▶ **Problem to work on**:
Output each line of the material exactly as it stands.

▶ **Given records**:
>> BEGIN
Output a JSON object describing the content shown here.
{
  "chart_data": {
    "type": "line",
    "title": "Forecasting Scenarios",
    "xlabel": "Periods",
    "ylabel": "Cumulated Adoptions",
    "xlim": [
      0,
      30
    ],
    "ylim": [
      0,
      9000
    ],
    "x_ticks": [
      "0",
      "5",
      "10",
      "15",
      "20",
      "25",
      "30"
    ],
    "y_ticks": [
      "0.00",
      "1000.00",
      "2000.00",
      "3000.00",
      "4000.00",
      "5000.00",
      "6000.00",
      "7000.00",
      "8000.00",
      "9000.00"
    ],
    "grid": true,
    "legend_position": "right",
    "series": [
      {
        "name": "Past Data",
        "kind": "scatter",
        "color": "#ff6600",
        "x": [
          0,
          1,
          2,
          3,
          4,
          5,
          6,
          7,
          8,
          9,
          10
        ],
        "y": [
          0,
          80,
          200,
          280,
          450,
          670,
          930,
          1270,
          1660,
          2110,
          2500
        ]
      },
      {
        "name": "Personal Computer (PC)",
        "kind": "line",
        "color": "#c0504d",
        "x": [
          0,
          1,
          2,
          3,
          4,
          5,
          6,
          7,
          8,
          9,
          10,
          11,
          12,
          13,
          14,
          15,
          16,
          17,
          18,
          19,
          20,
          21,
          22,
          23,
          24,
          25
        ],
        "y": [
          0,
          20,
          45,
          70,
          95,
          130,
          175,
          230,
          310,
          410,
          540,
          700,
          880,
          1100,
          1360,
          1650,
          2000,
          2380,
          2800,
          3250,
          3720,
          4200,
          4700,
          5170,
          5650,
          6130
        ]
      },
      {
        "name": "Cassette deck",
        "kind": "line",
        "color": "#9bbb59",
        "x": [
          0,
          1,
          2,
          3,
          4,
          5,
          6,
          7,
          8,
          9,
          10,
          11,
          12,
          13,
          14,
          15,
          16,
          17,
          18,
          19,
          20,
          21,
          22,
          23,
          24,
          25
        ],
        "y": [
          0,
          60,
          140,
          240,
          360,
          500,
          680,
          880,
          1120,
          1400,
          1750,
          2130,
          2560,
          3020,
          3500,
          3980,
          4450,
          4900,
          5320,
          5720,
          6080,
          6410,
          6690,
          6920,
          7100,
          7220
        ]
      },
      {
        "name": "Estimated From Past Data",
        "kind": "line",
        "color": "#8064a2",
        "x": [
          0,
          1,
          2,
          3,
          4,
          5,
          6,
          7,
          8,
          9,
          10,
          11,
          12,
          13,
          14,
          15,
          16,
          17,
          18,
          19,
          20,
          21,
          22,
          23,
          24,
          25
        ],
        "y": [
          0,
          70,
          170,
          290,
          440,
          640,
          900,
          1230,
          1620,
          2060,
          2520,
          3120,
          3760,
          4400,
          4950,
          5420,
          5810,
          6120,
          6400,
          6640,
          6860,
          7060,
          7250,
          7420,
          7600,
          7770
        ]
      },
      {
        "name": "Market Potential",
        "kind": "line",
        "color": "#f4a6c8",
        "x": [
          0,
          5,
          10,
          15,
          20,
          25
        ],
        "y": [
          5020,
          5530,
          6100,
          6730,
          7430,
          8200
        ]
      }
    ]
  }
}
>> END
▶ **Correct answer**:
Output a JSON object describing the content shown here.
{
  "chart_data": {
    "type": "line",
    "title": "Forecasting Scenarios",
    "xlabel": "Periods",
    "ylabel": "Cumulated Adoptions",
    "xlim": [
      0,
      30
    ],
    "ylim": [
      0,
      9000
    ],
    "x_ticks": [
      "0",
      "5",
      "10",
      "15",
      "20",
      "25",
      "30"
    ],
    "y_ticks": [
      "0.00",
      "1000.00",
      "2000.00",
      "3000.00",
      "4000.00",
      "5000.00",
      "6000.00",
      "7000.00",
      "8000.00",
      "9000.00"
    ],
    "grid": true,
    "legend_position": "right",
    "series": [
      {
        "name": "Past Data",
        "kind": "scatter",
        "color": "#ff6600",
        "x": [
          0,
          1,
          2,
          3,
          4,
          5,
          6,
          7,
          8,
          9,
          10
        ],
        "y": [
          0,
          80,
          200,
          280,
          450,
          670,
          930,
          1270,
          1660,
          2110,
          2500
        ]
      },
      {
        "name": "Personal Computer (PC)",
        "kind": "line",
        "color": "#c0504d",
        "x": [
          0,
          1,
          2,
          3,
          4,
          5,
          6,
          7,
          8,
          9,
          10,
          11,
          12,
          13,
          14,
          15,
          16,
          17,
          18,
          19,
          20,
          21,
          22,
          23,
          24,
          25
        ],
        "y": [
          0,
          20,
          45,
          70,
          95,
          130,
          175,
          230,
          310,
          410,
          540,
          700,
          880,
          1100,
          1360,
          1650,
          2000,
          2380,
          2800,
          3250,
          3720,
          4200,
          4700,
          5170,
          5650,
          6130
        ]
      },
      {
        "name": "Cassette deck",
        "kind": "line",
        "color": "#9bbb59",
        "x": [
          0,
          1,
          2,
          3,
          4,
          5,
          6,
          7,
          8,
          9,
          10,
          11,
          12,
          13,
          14,
          15,
          16,
          17,
          18,
          19,
          20,
          21,
          22,
          23,
          24,
          25
        ],
        "y": [
          0,
          60,
          140,
          240,
          360,
          500,
          680,
          880,
          1120,
          1400,
          1750,
          2130,
          2560,
          3020,
          3500,
          3980,
          4450,
          4900,
          5320,
          5720,
          6080,
          6410,
          6690,
          6920,
          7100,
          7220
        ]
      },
      {
        "name": "Estimated From Past Data",
        "kind": "line",
        "color": "#8064a2",
        "x": [
          0,
          1,
          2,
          3,
          4,
          5,
          6,
          7,
          8,
          9,
          10,
          11,
          12,
          13,
          14,
          15,
          16,
          17,
          18,
          19,
          20,
          21,
          22,
          23,
          24,
          25
        ],
        "y": [
          0,
          70,
          170,
          290,
          440,
          640,
          900,
          1230,
          1620,
          2060,
          2520,
          3120,
          3760,
          4400,
          4950,
          5420,
          5810,
          6120,
          6400,
          6640,
          6860,
          7060,
          7250,
          7420,
          7600,
          7770
        ]
      },
      {
        "name": "Market Potential",
        "kind": "line",
        "color": "#f4a6c8",
        "x": [
          0,
          5,
          10,
          15,
          20,
          25
        ],
        "y": [
          5020,
          5530,
          6100,
          6730,
          7430,
          8200
        ]
      }
    ]
  }
}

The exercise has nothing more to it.